WRITTEN TASK:
State how many lines in the records contain the string "Batch", matching case, and give only the number.

=====

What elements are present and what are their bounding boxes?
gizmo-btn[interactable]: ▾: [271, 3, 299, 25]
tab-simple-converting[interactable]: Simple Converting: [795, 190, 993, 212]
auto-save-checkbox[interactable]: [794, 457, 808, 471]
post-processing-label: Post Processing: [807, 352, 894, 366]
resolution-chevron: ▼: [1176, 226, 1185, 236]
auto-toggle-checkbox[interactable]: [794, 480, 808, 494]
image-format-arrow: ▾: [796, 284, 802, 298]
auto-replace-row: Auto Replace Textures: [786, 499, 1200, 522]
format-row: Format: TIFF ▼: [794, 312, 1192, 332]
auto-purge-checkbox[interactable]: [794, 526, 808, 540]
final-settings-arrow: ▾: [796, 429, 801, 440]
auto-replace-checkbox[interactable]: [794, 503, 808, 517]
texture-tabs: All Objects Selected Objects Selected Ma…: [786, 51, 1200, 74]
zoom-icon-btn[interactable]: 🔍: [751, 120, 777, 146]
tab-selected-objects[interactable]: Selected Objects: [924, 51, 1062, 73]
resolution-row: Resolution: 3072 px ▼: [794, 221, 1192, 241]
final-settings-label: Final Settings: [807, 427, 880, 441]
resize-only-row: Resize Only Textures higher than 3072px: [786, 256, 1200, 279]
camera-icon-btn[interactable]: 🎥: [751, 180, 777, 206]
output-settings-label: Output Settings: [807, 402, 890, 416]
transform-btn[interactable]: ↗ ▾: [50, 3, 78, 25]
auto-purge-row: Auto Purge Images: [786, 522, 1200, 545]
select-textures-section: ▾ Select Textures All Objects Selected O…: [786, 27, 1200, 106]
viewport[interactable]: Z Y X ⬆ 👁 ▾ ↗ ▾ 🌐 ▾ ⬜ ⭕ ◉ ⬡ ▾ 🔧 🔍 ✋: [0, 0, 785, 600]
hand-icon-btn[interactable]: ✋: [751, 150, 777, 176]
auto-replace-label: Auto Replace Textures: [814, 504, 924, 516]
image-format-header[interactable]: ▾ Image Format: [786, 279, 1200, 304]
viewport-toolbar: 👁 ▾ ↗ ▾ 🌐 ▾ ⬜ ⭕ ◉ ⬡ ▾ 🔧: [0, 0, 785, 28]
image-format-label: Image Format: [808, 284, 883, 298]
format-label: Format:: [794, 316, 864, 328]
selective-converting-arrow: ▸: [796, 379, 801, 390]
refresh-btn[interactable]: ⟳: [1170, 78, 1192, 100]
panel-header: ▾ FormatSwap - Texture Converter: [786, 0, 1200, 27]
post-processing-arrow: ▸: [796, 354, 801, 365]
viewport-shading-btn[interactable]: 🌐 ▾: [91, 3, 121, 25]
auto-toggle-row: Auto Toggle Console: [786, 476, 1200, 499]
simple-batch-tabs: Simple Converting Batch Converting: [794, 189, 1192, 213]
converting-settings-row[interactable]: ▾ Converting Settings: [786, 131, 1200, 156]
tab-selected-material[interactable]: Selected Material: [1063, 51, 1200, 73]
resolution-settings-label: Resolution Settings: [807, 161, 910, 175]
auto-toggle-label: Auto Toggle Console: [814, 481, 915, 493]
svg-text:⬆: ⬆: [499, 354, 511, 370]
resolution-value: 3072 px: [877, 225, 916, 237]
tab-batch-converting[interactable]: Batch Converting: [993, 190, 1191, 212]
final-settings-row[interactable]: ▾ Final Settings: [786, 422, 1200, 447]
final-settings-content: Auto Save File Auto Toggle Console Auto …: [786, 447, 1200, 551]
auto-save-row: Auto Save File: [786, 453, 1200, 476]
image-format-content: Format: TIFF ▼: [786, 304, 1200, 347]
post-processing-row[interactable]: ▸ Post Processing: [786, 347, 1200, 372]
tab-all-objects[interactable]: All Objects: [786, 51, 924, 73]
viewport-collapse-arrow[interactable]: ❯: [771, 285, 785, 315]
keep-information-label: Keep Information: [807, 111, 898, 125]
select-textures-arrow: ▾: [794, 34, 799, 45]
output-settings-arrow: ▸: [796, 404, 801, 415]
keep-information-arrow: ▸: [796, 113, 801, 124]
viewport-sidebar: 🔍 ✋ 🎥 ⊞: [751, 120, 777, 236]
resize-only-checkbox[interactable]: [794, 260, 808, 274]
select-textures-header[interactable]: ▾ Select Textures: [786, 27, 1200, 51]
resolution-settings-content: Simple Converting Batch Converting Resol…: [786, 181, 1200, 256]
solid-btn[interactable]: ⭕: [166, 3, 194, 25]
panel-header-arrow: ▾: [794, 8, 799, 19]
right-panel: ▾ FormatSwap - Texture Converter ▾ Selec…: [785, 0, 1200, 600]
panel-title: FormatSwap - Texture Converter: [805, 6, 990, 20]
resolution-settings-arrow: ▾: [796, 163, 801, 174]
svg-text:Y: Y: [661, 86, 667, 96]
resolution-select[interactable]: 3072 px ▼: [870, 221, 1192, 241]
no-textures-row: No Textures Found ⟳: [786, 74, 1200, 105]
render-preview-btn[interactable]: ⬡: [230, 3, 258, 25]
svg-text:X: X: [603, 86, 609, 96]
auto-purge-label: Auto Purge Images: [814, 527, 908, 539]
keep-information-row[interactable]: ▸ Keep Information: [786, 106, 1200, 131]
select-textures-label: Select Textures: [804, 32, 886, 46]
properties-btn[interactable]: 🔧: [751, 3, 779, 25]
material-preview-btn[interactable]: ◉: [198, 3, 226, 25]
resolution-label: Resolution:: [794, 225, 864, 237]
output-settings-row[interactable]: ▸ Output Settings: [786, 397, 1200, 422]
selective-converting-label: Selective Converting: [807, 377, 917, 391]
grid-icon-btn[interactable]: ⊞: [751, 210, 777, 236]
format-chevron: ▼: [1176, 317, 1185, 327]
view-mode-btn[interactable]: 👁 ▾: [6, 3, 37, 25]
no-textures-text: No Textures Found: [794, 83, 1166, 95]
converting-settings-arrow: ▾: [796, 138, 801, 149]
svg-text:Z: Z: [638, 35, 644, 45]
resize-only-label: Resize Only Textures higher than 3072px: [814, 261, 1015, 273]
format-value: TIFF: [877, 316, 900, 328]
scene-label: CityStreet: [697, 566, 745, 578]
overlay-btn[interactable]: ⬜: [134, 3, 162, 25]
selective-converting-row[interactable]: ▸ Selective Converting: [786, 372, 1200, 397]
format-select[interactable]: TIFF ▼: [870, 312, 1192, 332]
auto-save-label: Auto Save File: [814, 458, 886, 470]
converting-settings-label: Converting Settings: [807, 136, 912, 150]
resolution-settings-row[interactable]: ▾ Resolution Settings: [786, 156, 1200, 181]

=====

RESULT OF THIS EXERCISE:
3